Requirements: Print all the records exactly, please.

※ ※ ※

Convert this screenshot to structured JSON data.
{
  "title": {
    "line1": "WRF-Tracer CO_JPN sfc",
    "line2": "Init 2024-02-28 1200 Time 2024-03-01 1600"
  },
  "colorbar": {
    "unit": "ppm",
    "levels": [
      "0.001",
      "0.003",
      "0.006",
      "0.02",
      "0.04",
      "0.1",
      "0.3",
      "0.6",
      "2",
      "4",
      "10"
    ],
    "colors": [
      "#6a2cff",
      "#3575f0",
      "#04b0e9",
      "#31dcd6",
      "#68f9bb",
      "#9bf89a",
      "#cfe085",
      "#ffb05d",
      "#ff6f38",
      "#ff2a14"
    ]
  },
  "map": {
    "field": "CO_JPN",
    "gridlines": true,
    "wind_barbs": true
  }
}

※ ※ ※

Solved exercise:
Convert this screenshot to structured JSON data.
{
  "title": {
    "line1": "WRF-Tracer CO_JPN sfc",
    "line2": "Init 2024-02-28 1200 Time 2024-03-01 1600"
  },
  "colorbar": {
    "unit": "ppm",
    "levels": [
      "0.001",
      "0.003",
      "0.006",
      "0.02",
      "0.04",
      "0.1",
      "0.3",
      "0.6",
      "2",
      "4",
      "10"
    ],
    "colors": [
      "#6a2cff",
      "#3575f0",
      "#04b0e9",
      "#31dcd6",
      "#68f9bb",
      "#9bf89a",
      "#cfe085",
      "#ffb05d",
      "#ff6f38",
      "#ff2a14"
    ]
  },
  "map": {
    "field": "CO_JPN",
    "gridlines": true,
    "wind_barbs": true
  }
}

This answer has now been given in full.